[Stored data entries]
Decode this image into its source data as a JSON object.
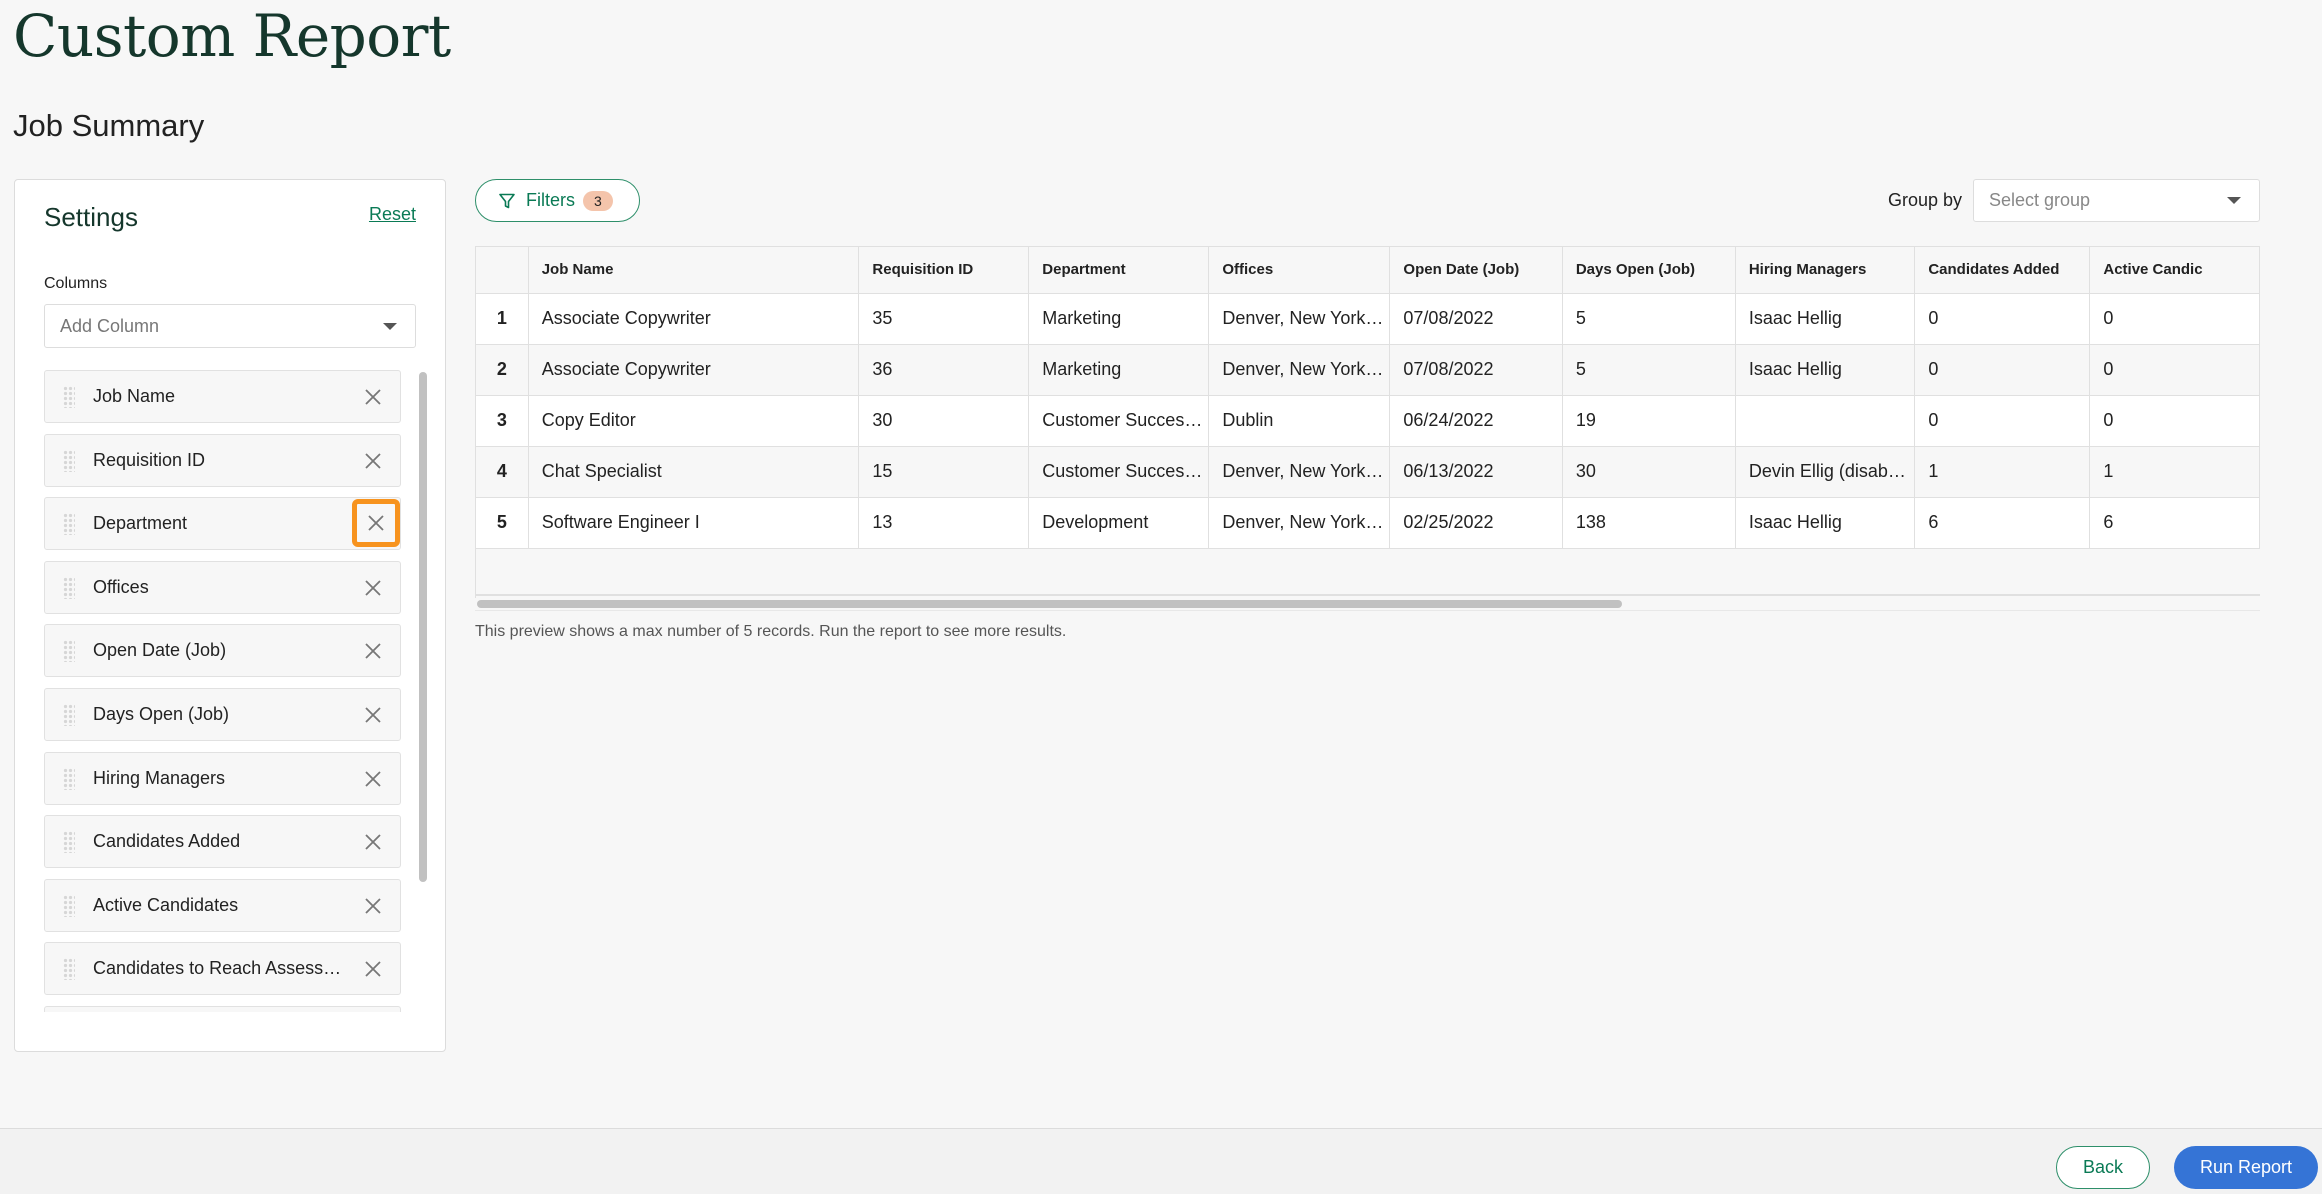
{
  "page": {
    "title": "Custom Report",
    "subtitle": "Job Summary"
  },
  "settings": {
    "title": "Settings",
    "reset_label": "Reset",
    "columns_label": "Columns",
    "add_column_placeholder": "Add Column",
    "columns": [
      {
        "label": "Job Name",
        "remove_icon": "close-icon"
      },
      {
        "label": "Requisition ID",
        "remove_icon": "close-icon"
      },
      {
        "label": "Department",
        "remove_icon": "close-icon",
        "highlighted": true
      },
      {
        "label": "Offices",
        "remove_icon": "close-icon"
      },
      {
        "label": "Open Date (Job)",
        "remove_icon": "close-icon"
      },
      {
        "label": "Days Open (Job)",
        "remove_icon": "close-icon"
      },
      {
        "label": "Hiring Managers",
        "remove_icon": "close-icon"
      },
      {
        "label": "Candidates Added",
        "remove_icon": "close-icon"
      },
      {
        "label": "Active Candidates",
        "remove_icon": "close-icon"
      },
      {
        "label": "Candidates to Reach Assess…",
        "remove_icon": "close-icon"
      },
      {
        "label": "",
        "remove_icon": "close-icon"
      }
    ]
  },
  "toolbar": {
    "filters_label": "Filters",
    "filters_icon": "filter-icon",
    "filters_count": "3",
    "group_by_label": "Group by",
    "group_by_placeholder": "Select group"
  },
  "table": {
    "headers": [
      "",
      "Job Name",
      "Requisition ID",
      "Department",
      "Offices",
      "Open Date (Job)",
      "Days Open (Job)",
      "Hiring Managers",
      "Candidates Added",
      "Active Candic"
    ],
    "rows": [
      [
        "1",
        "Associate Copywriter",
        "35",
        "Marketing",
        "Denver, New York…",
        "07/08/2022",
        "5",
        "Isaac Hellig",
        "0",
        "0"
      ],
      [
        "2",
        "Associate Copywriter",
        "36",
        "Marketing",
        "Denver, New York…",
        "07/08/2022",
        "5",
        "Isaac Hellig",
        "0",
        "0"
      ],
      [
        "3",
        "Copy Editor",
        "30",
        "Customer Succes…",
        "Dublin",
        "06/24/2022",
        "19",
        "",
        "0",
        "0"
      ],
      [
        "4",
        "Chat Specialist",
        "15",
        "Customer Succes…",
        "Denver, New York…",
        "06/13/2022",
        "30",
        "Devin Ellig (disab…",
        "1",
        "1"
      ],
      [
        "5",
        "Software Engineer I",
        "13",
        "Development",
        "Denver, New York…",
        "02/25/2022",
        "138",
        "Isaac Hellig",
        "6",
        "6"
      ]
    ]
  },
  "preview_note": "This preview shows a max number of 5 records. Run the report to see more results.",
  "footer": {
    "back_label": "Back",
    "run_label": "Run Report"
  },
  "colors": {
    "brand_green": "#0a7a55",
    "title_green": "#15372c",
    "primary_blue": "#3574d6",
    "badge_peach": "#f4c4ab",
    "highlight_orange": "#f7931e"
  }
}
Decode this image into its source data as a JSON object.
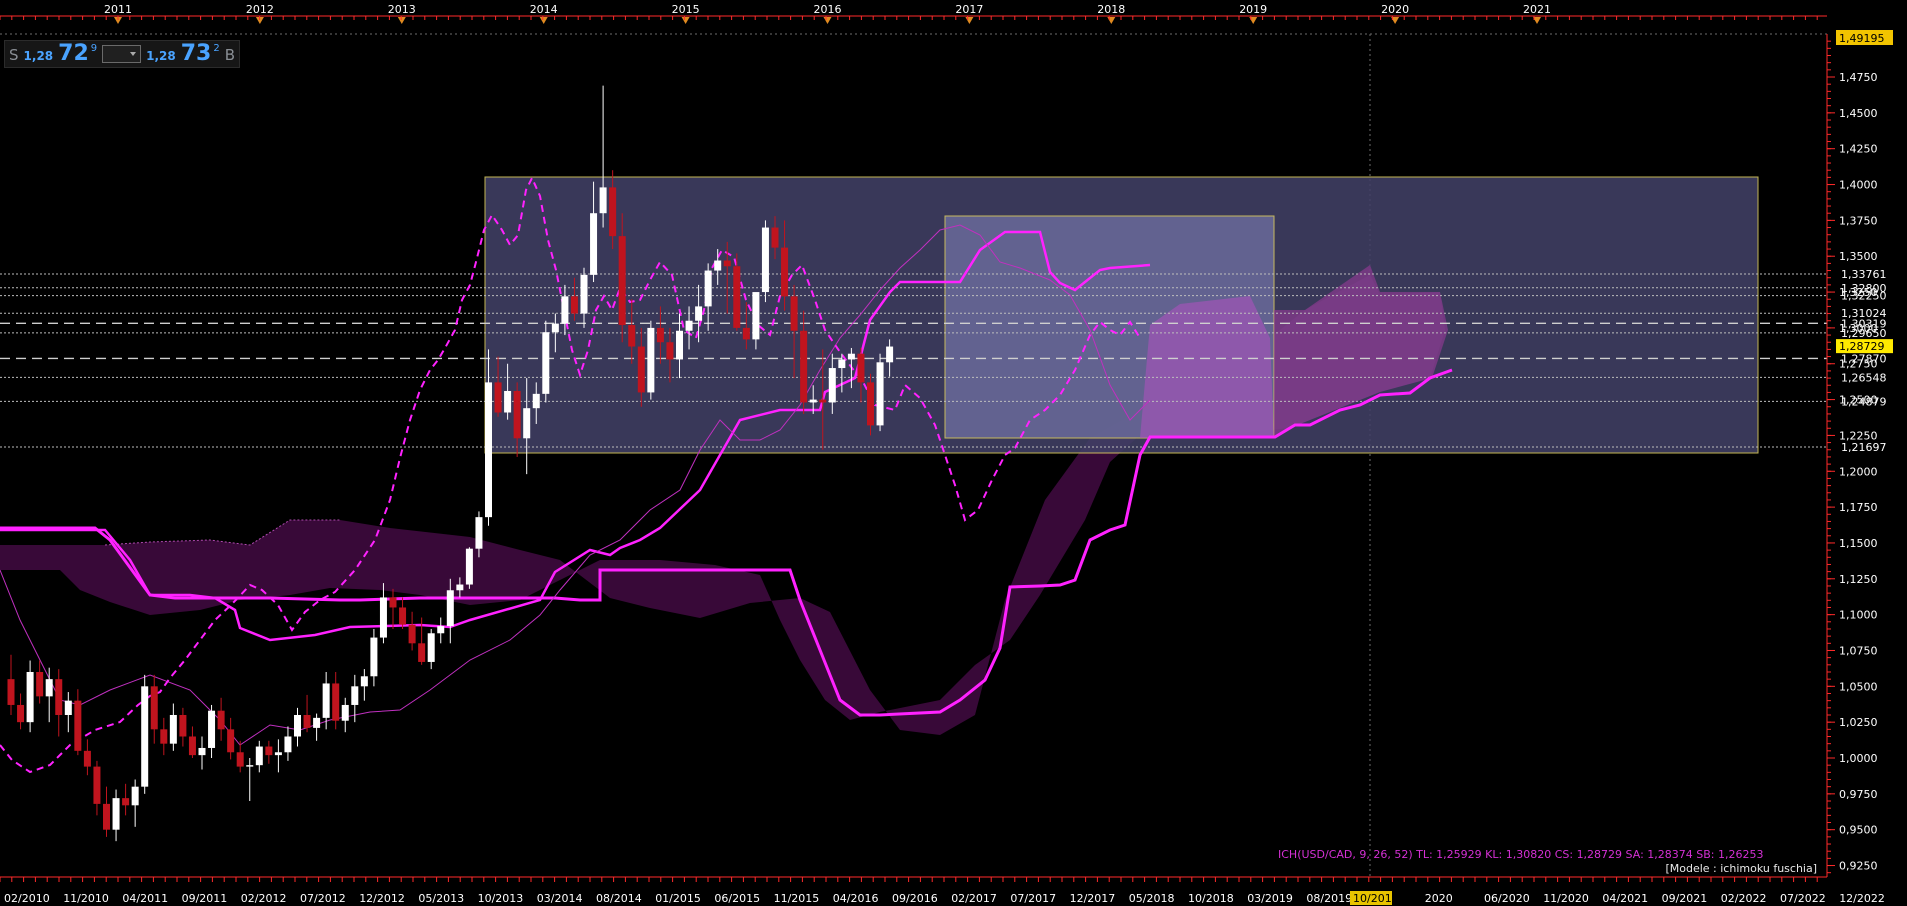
{
  "ticker": {
    "sell_side": "S",
    "sell_prefix": "1,28",
    "sell_big": "72",
    "sell_sup": "9",
    "buy_prefix": "1,28",
    "buy_big": "73",
    "buy_sup": "2",
    "buy_side": "B"
  },
  "indicator_info": "ICH(USD/CAD, 9, 26, 52)  TL: 1,25929  KL: 1,30820  CS: 1,28729  SA: 1,28374  SB: 1,26253",
  "model_label": "[Modele : ichimoku fuschia]",
  "colors": {
    "background": "#000000",
    "axis": "#ff2a2a",
    "ichimoku": "#ff22ff",
    "cloud": "#3b0a3b",
    "box_outer": "#414066",
    "box_inner": "#6a6a9a",
    "box_border": "#e0d060",
    "bull_candle": "#ffffff",
    "bear_candle": "#c0141e",
    "last_price_tag": "#ffea00"
  },
  "chart_data": {
    "type": "candlestick",
    "ylim": [
      0.917,
      1.505
    ],
    "top_axis_years": [
      "2011",
      "2012",
      "2013",
      "2014",
      "2015",
      "2016",
      "2017",
      "2018",
      "2019",
      "2020",
      "2021"
    ],
    "x_tick_labels": [
      "02/2010",
      "11/2010",
      "04/2011",
      "09/2011",
      "02/2012",
      "07/2012",
      "12/2012",
      "05/2013",
      "10/2013",
      "03/2014",
      "08/2014",
      "01/2015",
      "06/2015",
      "11/2015",
      "04/2016",
      "09/2016",
      "02/2017",
      "07/2017",
      "12/2017",
      "05/2018",
      "10/2018",
      "03/2019",
      "08/2019",
      "10/2019",
      "2020",
      "06/2020",
      "11/2020",
      "04/2021",
      "09/2021",
      "02/2022",
      "07/2022",
      "12/2022"
    ],
    "cursor_x_label": "10/2019",
    "y_tick_labels": [
      "1,4750",
      "1,4500",
      "1,4250",
      "1,4000",
      "1,3750",
      "1,3500",
      "1,3250",
      "1,3000",
      "1,2750",
      "1,2500",
      "1,2250",
      "1,2000",
      "1,1750",
      "1,1500",
      "1,1250",
      "1,1000",
      "1,0750",
      "1,0500",
      "1,0250",
      "1,0000",
      "0,9750",
      "0,9500",
      "0,9250"
    ],
    "y_ticks": [
      1.475,
      1.45,
      1.425,
      1.4,
      1.375,
      1.35,
      1.325,
      1.3,
      1.275,
      1.25,
      1.225,
      1.2,
      1.175,
      1.15,
      1.125,
      1.1,
      1.075,
      1.05,
      1.025,
      1.0,
      0.975,
      0.95,
      0.925
    ],
    "top_price_tag": "1,49195",
    "last_price_tag": "1,28729",
    "levels": [
      {
        "value": 1.33761,
        "label": "1,33761"
      },
      {
        "value": 1.328,
        "label": "1,32800"
      },
      {
        "value": 1.3225,
        "label": "1,32250"
      },
      {
        "value": 1.31024,
        "label": "1,31024"
      },
      {
        "value": 1.30319,
        "label": "1,30319"
      },
      {
        "value": 1.2965,
        "label": "1,29650"
      },
      {
        "value": 1.2787,
        "label": "1,27870"
      },
      {
        "value": 1.26548,
        "label": "1,26548"
      },
      {
        "value": 1.24879,
        "label": "1,24879"
      },
      {
        "value": 1.21697,
        "label": "1,21697"
      }
    ],
    "candles": [
      [
        1.055,
        1.072,
        1.03,
        1.037
      ],
      [
        1.037,
        1.045,
        1.02,
        1.025
      ],
      [
        1.025,
        1.068,
        1.018,
        1.06
      ],
      [
        1.06,
        1.068,
        1.038,
        1.043
      ],
      [
        1.043,
        1.063,
        1.025,
        1.055
      ],
      [
        1.055,
        1.062,
        1.015,
        1.03
      ],
      [
        1.03,
        1.046,
        1.018,
        1.04
      ],
      [
        1.04,
        1.048,
        1.002,
        1.005
      ],
      [
        1.005,
        1.013,
        0.988,
        0.994
      ],
      [
        0.994,
        0.998,
        0.96,
        0.968
      ],
      [
        0.968,
        0.98,
        0.945,
        0.95
      ],
      [
        0.95,
        0.978,
        0.942,
        0.972
      ],
      [
        0.972,
        0.982,
        0.96,
        0.967
      ],
      [
        0.967,
        0.985,
        0.952,
        0.98
      ],
      [
        0.98,
        1.058,
        0.975,
        1.05
      ],
      [
        1.05,
        1.058,
        1.01,
        1.02
      ],
      [
        1.02,
        1.028,
        1.002,
        1.01
      ],
      [
        1.01,
        1.038,
        1.005,
        1.03
      ],
      [
        1.03,
        1.035,
        1.008,
        1.015
      ],
      [
        1.015,
        1.022,
        1.0,
        1.002
      ],
      [
        1.002,
        1.015,
        0.992,
        1.007
      ],
      [
        1.007,
        1.037,
        1.0,
        1.033
      ],
      [
        1.033,
        1.042,
        1.012,
        1.02
      ],
      [
        1.02,
        1.028,
        0.999,
        1.004
      ],
      [
        1.004,
        1.012,
        0.99,
        0.994
      ],
      [
        0.994,
        1.0,
        0.97,
        0.995
      ],
      [
        0.995,
        1.012,
        0.99,
        1.008
      ],
      [
        1.008,
        1.012,
        0.996,
        1.002
      ],
      [
        1.002,
        1.013,
        0.99,
        1.004
      ],
      [
        1.004,
        1.022,
        0.998,
        1.015
      ],
      [
        1.015,
        1.035,
        1.008,
        1.03
      ],
      [
        1.03,
        1.044,
        1.018,
        1.021
      ],
      [
        1.021,
        1.031,
        1.012,
        1.028
      ],
      [
        1.028,
        1.06,
        1.02,
        1.052
      ],
      [
        1.052,
        1.06,
        1.02,
        1.026
      ],
      [
        1.026,
        1.042,
        1.018,
        1.037
      ],
      [
        1.037,
        1.058,
        1.025,
        1.05
      ],
      [
        1.05,
        1.062,
        1.04,
        1.057
      ],
      [
        1.057,
        1.09,
        1.05,
        1.084
      ],
      [
        1.084,
        1.122,
        1.08,
        1.112
      ],
      [
        1.112,
        1.118,
        1.09,
        1.105
      ],
      [
        1.105,
        1.112,
        1.09,
        1.093
      ],
      [
        1.093,
        1.102,
        1.075,
        1.08
      ],
      [
        1.08,
        1.098,
        1.065,
        1.067
      ],
      [
        1.067,
        1.09,
        1.062,
        1.087
      ],
      [
        1.087,
        1.098,
        1.08,
        1.092
      ],
      [
        1.092,
        1.125,
        1.08,
        1.117
      ],
      [
        1.117,
        1.126,
        1.112,
        1.121
      ],
      [
        1.121,
        1.147,
        1.118,
        1.146
      ],
      [
        1.146,
        1.172,
        1.14,
        1.168
      ],
      [
        1.168,
        1.285,
        1.162,
        1.262
      ],
      [
        1.262,
        1.28,
        1.238,
        1.241
      ],
      [
        1.241,
        1.275,
        1.236,
        1.256
      ],
      [
        1.256,
        1.262,
        1.21,
        1.223
      ],
      [
        1.223,
        1.265,
        1.198,
        1.244
      ],
      [
        1.244,
        1.262,
        1.233,
        1.254
      ],
      [
        1.254,
        1.305,
        1.248,
        1.297
      ],
      [
        1.297,
        1.31,
        1.283,
        1.303
      ],
      [
        1.303,
        1.33,
        1.295,
        1.322
      ],
      [
        1.322,
        1.335,
        1.305,
        1.31
      ],
      [
        1.31,
        1.342,
        1.3,
        1.337
      ],
      [
        1.337,
        1.402,
        1.332,
        1.38
      ],
      [
        1.38,
        1.469,
        1.37,
        1.398
      ],
      [
        1.398,
        1.41,
        1.355,
        1.364
      ],
      [
        1.364,
        1.38,
        1.29,
        1.302
      ],
      [
        1.302,
        1.32,
        1.275,
        1.287
      ],
      [
        1.287,
        1.3,
        1.245,
        1.255
      ],
      [
        1.255,
        1.305,
        1.25,
        1.3
      ],
      [
        1.3,
        1.315,
        1.275,
        1.29
      ],
      [
        1.29,
        1.3,
        1.262,
        1.278
      ],
      [
        1.278,
        1.31,
        1.265,
        1.298
      ],
      [
        1.298,
        1.315,
        1.285,
        1.305
      ],
      [
        1.305,
        1.33,
        1.29,
        1.315
      ],
      [
        1.315,
        1.345,
        1.298,
        1.34
      ],
      [
        1.34,
        1.355,
        1.33,
        1.347
      ],
      [
        1.347,
        1.36,
        1.31,
        1.343
      ],
      [
        1.343,
        1.352,
        1.298,
        1.3
      ],
      [
        1.3,
        1.318,
        1.285,
        1.292
      ],
      [
        1.292,
        1.32,
        1.285,
        1.325
      ],
      [
        1.325,
        1.375,
        1.318,
        1.37
      ],
      [
        1.37,
        1.378,
        1.348,
        1.356
      ],
      [
        1.356,
        1.375,
        1.312,
        1.322
      ],
      [
        1.322,
        1.33,
        1.265,
        1.298
      ],
      [
        1.298,
        1.312,
        1.24,
        1.248
      ],
      [
        1.248,
        1.26,
        1.24,
        1.25
      ],
      [
        1.25,
        1.285,
        1.215,
        1.248
      ],
      [
        1.248,
        1.282,
        1.24,
        1.272
      ],
      [
        1.272,
        1.282,
        1.255,
        1.278
      ],
      [
        1.278,
        1.286,
        1.258,
        1.282
      ],
      [
        1.282,
        1.286,
        1.248,
        1.262
      ],
      [
        1.262,
        1.268,
        1.225,
        1.232
      ],
      [
        1.232,
        1.282,
        1.228,
        1.276
      ],
      [
        1.276,
        1.292,
        1.266,
        1.287
      ]
    ],
    "x_cursor_date": "10/2019"
  }
}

● TASK DETAILS
Examine the records and pull out every line where the string "Requisition" occurs.

● OUTPUT
        "label": "Requisition ID",
      "Requisition ID",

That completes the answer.